**PROBLEMS TO SOLVE:**
1. In the article on CATL's lithium discount, rewrite the paragraph beginning "Based on yet to be confirmed proposal" as a short list that keeps its main facts.
2. According to the article on CATL's lithium discount, why does CATL plan to offer EV OEMs a discount on lithium? Answer in one to three sentences.
3. From the article on CATL's lithium discount, return the part that opens with the words containing "This is taking" and closes with "spot market prices.".

**PAGE EXTRACT:**
◇ ◇ ◇ ◇
Global battery giant CATL intends to offer discount of lithium to EV OEMs to attract more commitment of orders, thereby fulfilling its ambition to vastly expand globally.

This is taking place at a time when lithium prices are expected to drop from last year’s historical high.

CATL is proposing a new pricing mechanism to some of its customers from the second half of this year, according to Reuters and local information providers.

Based on yet to be confirmed proposal, OEMs will be able to procedure 50% of batteries within their contracts with CATL at a price where lithium carbonate (battery grade) cost is 200,000 yuan/tonne ($29/kg), and the remaining 50% of batteries will be priced at spot market prices.

This new pricing mechanism is set under a condition that OEMs will purchase at least 80% of its cell demand from CATL in the first 3 years.

Rystad Energy understands this proposed discount on lithium in the pricing mechanism reflects the over-supplied battery markets in China with domestic cell production hits a 60% surplus in 2022.
◇ ◇ ◇ ◇
**SUPPLIED RECORDS:**
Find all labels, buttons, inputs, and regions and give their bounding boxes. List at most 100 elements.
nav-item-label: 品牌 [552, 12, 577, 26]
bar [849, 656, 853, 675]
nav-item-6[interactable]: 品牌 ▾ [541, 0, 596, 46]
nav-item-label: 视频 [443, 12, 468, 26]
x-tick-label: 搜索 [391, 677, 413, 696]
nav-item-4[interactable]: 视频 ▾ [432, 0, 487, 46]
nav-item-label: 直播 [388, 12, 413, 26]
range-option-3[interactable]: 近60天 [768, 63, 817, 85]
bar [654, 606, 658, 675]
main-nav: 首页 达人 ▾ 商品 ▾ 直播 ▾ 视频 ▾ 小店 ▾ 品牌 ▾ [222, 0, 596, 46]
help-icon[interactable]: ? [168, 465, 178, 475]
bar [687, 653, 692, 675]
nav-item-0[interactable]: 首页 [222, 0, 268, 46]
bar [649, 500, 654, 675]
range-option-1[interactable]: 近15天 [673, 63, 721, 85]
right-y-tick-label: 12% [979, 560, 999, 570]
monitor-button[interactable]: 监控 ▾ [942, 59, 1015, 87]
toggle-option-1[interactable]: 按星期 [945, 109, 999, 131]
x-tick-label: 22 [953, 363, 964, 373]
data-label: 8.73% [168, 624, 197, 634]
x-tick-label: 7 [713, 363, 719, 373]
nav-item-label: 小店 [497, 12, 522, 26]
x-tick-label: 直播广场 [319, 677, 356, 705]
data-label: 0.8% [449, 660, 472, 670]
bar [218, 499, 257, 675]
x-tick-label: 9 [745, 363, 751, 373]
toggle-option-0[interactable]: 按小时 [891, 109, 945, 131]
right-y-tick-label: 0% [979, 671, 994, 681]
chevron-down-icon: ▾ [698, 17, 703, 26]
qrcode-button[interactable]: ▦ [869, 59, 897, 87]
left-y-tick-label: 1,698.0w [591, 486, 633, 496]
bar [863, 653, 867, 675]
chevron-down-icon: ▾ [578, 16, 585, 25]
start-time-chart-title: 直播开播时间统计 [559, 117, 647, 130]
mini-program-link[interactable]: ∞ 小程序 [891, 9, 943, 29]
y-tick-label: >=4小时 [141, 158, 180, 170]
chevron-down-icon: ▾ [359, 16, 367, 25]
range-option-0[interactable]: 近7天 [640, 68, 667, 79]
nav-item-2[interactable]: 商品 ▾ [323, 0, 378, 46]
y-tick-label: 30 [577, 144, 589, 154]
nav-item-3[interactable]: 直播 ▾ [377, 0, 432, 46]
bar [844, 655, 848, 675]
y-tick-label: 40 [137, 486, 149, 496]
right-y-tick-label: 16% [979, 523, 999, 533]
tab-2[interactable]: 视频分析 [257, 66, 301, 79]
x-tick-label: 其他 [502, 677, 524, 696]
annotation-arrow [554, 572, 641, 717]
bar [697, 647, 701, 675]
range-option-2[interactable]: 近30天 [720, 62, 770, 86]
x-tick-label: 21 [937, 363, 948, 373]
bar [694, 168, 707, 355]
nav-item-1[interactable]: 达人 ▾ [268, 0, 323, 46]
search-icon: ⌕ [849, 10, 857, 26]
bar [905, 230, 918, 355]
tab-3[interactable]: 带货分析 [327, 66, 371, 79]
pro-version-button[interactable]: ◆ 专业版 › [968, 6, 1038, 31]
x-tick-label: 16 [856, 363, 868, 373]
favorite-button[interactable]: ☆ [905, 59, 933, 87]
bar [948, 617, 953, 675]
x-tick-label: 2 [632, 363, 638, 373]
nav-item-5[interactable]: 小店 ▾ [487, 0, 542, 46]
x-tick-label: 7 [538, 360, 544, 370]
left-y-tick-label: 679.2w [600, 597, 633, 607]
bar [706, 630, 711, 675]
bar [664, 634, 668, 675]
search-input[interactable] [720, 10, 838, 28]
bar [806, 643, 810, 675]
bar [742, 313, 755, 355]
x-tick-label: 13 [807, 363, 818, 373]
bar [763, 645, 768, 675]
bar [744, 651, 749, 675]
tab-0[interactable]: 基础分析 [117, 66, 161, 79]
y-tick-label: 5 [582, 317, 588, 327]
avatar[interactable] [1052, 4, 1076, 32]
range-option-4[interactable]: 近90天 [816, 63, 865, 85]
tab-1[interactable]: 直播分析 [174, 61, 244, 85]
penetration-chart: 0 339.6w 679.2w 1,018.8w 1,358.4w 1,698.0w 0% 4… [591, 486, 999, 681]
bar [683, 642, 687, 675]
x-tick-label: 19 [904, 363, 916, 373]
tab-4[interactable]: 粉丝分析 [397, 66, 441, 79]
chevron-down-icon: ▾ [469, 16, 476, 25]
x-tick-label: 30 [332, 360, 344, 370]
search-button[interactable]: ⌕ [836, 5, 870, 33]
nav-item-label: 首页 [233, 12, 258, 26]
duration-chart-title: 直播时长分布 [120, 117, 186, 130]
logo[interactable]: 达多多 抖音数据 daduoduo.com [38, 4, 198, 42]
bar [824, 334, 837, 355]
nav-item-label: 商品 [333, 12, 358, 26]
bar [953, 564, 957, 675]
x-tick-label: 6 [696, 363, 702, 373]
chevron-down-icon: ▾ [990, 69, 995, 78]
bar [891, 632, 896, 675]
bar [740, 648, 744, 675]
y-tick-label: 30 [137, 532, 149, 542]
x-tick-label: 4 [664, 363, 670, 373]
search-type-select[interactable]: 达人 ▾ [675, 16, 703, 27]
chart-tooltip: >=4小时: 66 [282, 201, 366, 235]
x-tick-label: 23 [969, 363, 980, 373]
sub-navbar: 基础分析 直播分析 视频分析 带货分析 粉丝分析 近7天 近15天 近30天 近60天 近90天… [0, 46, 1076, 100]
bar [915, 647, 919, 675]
◇ ◇ ◇ ◇
**ANSWERS FOR THIS EXERCISE:**
1.
- The proposal is not yet confirmed.
- OEMs could buy 50% of the batteries in their CATL contracts at a price based on battery-grade lithium carbonate at 200,000 yuan/tonne ($29/kg).
- The other 50% would be priced at spot market prices.

2. CATL plans the discount to attract more committed orders from EV OEMs and so achieve its goal of expanding widely around the world. Rystad Energy sees the discount as reflecting China's oversupplied battery market, where domestic cell production reached a 60% surplus in 2022.

3.
This is taking place at a time when lithium prices are expected to drop from last year’s historical high.

CATL is proposing a new pricing mechanism to some of its customers from the second half of this year, according to Reuters and local information providers.

Based on yet to be confirmed proposal, OEMs will be able to procedure 50% of batteries within their contracts with CATL at a price where lithium carbonate (battery grade) cost is 200,000 yuan/tonne ($29/kg), and the remaining 50% of batteries will be priced at spot market prices.